FRAGMENTO DEL DOCUMENTO:
•••
Pilatos sólo hace su chamba

Pilatos sólo hace su chamba

Verbrugge es el nombre que le da Multatuli a Abraham van Hemert (1825-1895), quien fuer el Controlador, real, en su historia, plasmada con singular genio en Max Havelaar o Las Subastas de Café de la Compañía Holandesa de las Indias Orientales. En el contexto de la novela y de aquella región de Asia, un Controlador es puesto operativo, encargado de ejecutar las instrucciones de su superior inmediato, en este caso Havelaar, y de los de mayor rango. En aquel contexto, la explotación, la exigencia por parte de una clase privilegiada de productos y trabajo obligatorio a la clase no favorecida era visto con naturalidad y resignada aceptación por la gente de entonces, al menos abiertamente. Y es necesario hacer esta aclaración porque hay un momento hacia el final de la novela en el cual alguien, clandestinamente, le dice a Havelaar del abuso que sufre. En este contexto las formas lo son todo, y este formalismo es el que frena el afán reivindicador de Havelaar y, en cambio, lo haga caer en la desgracia.

Max Havelaar es presentado, en todo momento, como un adalid de la justicia, ¿y Verbrugge, su operador, su controlador, su hombre fuerte? Verbrugge es un buen aliado de Havelaar, pone a su disposición todo su conocimiento y habilidades para cumplir con la voluntad de su jefe, hasta cierto punto. Un momento, si había una injusticia y Verbrugge estaba indignado o en desacuerdo con ella, ¿por qué no hizo nada? La respuesta está en la desgracia de Havelaar: cuando éste es expulsado del servicio y forzado a regresar a Holanda, Verbrugge se repliega de nuevo al sistema, acata. En cuanto puede se jubila, pero mientras sigue ejecutando las órdenes que le parecen indignas, que sabe que son injustas y crueles, pero acata. Jamás tendrá estatura alguna, tiene tanto miedo de perder el salario, su puesto en el sistema que asegura el dinero en la quincena, que está dispuesto a bucear en la mierda:

Prefiero que me manden a robar a que me roben, prefiero que me pidan asesinar a que me asesinen.”
•••
DATOS PARA REVISAR:
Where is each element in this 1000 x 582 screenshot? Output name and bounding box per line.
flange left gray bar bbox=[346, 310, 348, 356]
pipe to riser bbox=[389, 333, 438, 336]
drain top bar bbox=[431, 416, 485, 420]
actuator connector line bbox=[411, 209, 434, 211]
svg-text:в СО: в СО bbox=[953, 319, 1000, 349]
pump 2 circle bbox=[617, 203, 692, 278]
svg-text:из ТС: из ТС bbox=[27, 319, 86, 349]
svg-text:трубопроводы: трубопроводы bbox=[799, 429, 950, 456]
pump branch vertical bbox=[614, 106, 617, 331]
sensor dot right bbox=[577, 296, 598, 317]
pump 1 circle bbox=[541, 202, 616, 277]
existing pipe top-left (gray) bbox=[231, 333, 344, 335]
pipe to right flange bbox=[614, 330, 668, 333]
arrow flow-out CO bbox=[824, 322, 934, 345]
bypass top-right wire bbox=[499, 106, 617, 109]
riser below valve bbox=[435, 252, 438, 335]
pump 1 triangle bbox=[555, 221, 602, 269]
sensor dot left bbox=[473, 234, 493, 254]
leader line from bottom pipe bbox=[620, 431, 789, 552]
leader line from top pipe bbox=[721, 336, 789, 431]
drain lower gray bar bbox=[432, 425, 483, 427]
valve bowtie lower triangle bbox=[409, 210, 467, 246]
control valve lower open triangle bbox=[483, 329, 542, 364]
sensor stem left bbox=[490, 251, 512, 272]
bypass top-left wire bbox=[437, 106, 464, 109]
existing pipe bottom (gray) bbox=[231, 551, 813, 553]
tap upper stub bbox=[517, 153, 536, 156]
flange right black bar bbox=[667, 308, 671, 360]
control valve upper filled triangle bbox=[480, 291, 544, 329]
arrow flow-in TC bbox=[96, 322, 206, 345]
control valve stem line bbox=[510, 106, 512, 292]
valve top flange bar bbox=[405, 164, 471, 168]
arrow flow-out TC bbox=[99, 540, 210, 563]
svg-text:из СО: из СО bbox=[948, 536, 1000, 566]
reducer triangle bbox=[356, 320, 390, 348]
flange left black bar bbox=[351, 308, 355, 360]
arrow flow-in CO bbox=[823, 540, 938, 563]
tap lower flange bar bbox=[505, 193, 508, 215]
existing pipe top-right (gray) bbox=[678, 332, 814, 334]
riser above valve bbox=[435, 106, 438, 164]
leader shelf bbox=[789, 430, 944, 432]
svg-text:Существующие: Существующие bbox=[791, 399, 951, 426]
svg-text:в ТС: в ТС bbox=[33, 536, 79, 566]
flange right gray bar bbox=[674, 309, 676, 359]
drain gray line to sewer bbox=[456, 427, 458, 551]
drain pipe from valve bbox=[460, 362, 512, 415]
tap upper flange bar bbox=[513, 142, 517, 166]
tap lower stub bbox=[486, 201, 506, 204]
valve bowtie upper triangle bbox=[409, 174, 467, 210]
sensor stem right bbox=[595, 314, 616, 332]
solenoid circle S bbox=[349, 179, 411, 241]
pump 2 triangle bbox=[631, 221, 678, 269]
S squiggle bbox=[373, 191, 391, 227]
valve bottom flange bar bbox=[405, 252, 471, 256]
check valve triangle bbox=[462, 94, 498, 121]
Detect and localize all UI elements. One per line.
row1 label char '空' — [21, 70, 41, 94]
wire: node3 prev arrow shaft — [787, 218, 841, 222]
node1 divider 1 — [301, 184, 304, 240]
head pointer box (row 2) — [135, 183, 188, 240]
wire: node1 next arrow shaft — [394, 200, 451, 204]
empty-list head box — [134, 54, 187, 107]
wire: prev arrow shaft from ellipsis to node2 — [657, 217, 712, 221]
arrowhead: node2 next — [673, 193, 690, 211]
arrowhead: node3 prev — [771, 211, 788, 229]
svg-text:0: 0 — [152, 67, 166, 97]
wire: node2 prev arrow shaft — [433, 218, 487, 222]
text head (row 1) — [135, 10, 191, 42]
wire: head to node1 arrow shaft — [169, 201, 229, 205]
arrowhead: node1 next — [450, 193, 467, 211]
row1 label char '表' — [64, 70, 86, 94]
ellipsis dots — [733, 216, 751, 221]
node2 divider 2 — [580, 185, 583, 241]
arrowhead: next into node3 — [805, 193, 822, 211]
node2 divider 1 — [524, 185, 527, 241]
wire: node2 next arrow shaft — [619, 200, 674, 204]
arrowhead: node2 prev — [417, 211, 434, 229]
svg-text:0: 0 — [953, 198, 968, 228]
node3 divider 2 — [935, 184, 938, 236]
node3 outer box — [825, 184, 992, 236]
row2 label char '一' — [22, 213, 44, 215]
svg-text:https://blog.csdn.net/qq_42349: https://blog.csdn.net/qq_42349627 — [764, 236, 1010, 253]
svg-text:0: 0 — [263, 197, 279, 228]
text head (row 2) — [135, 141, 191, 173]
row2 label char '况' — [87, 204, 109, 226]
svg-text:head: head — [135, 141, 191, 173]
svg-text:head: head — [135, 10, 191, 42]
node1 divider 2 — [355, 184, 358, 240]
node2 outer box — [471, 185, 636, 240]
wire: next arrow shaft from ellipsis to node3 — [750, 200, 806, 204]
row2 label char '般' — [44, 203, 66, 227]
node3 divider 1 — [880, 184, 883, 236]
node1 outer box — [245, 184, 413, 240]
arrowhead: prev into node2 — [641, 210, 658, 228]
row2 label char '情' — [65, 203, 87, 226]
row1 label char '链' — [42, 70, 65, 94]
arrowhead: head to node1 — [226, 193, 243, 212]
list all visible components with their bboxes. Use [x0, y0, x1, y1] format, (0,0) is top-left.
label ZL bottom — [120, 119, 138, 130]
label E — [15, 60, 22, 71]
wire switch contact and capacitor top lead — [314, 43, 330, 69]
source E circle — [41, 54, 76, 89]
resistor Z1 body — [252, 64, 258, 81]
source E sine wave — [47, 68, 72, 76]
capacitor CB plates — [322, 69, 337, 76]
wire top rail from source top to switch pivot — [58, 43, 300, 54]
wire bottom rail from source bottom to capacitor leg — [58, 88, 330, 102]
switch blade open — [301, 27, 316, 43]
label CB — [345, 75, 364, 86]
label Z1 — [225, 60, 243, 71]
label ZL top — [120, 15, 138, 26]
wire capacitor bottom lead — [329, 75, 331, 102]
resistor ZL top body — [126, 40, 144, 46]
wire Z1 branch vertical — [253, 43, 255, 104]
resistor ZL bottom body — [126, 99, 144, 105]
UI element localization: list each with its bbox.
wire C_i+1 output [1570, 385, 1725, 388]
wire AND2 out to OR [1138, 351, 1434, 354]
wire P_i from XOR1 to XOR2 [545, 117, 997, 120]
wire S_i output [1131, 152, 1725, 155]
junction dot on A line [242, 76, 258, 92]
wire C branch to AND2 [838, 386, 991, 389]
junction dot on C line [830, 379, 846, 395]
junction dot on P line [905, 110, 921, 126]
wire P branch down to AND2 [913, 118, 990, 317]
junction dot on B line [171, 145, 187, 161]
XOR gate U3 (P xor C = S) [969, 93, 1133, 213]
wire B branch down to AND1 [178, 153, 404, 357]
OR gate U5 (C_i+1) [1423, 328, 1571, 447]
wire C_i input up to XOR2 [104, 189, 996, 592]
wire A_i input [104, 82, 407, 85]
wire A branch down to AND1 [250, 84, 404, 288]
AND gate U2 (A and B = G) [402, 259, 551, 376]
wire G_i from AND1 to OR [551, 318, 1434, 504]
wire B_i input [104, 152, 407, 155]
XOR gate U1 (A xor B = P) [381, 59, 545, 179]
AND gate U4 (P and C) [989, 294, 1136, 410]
•••
OBJETIVO DEL EJERCICIO:
Copia completo, por favor, el fragmento sobre Verbrugge y Max Havelaar, sin cambiar nada.

TU RESPUESTA:
Pilatos sólo hace su chamba

Pilatos sólo hace su chamba

Verbrugge es el nombre que le da Multatuli a Abraham van Hemert (1825-1895), quien fuer el Controlador, real, en su historia, plasmada con singular genio en Max Havelaar o Las Subastas de Café de la Compañía Holandesa de las Indias Orientales. En el contexto de la novela y de aquella región de Asia, un Controlador es puesto operativo, encargado de ejecutar las instrucciones de su superior inmediato, en este caso Havelaar, y de los de mayor rango. En aquel contexto, la explotación, la exigencia por parte de una clase privilegiada de productos y trabajo obligatorio a la clase no favorecida era visto con naturalidad y resignada aceptación por la gente de entonces, al menos abiertamente. Y es necesario hacer esta aclaración porque hay un momento hacia el final de la novela en el cual alguien, clandestinamente, le dice a Havelaar del abuso que sufre. En este contexto las formas lo son todo, y este formalismo es el que frena el afán reivindicador de Havelaar y, en cambio, lo haga caer en la desgracia.

Max Havelaar es presentado, en todo momento, como un adalid de la justicia, ¿y Verbrugge, su operador, su controlador, su hombre fuerte? Verbrugge es un buen aliado de Havelaar, pone a su disposición todo su conocimiento y habilidades para cumplir con la voluntad de su jefe, hasta cierto punto. Un momento, si había una injusticia y Verbrugge estaba indignado o en desacuerdo con ella, ¿por qué no hizo nada? La respuesta está en la desgracia de Havelaar: cuando éste es expulsado del servicio y forzado a regresar a Holanda, Verbrugge se repliega de nuevo al sistema, acata. En cuanto puede se jubila, pero mientras sigue ejecutando las órdenes que le parecen indignas, que sabe que son injustas y crueles, pero acata. Jamás tendrá estatura alguna, tiene tanto miedo de perder el salario, su puesto en el sistema que asegura el dinero en la quincena, que está dispuesto a bucear en la mierda:

Prefiero que me manden a robar a que me roben, prefiero que me pidan asesinar a que me asesinen.”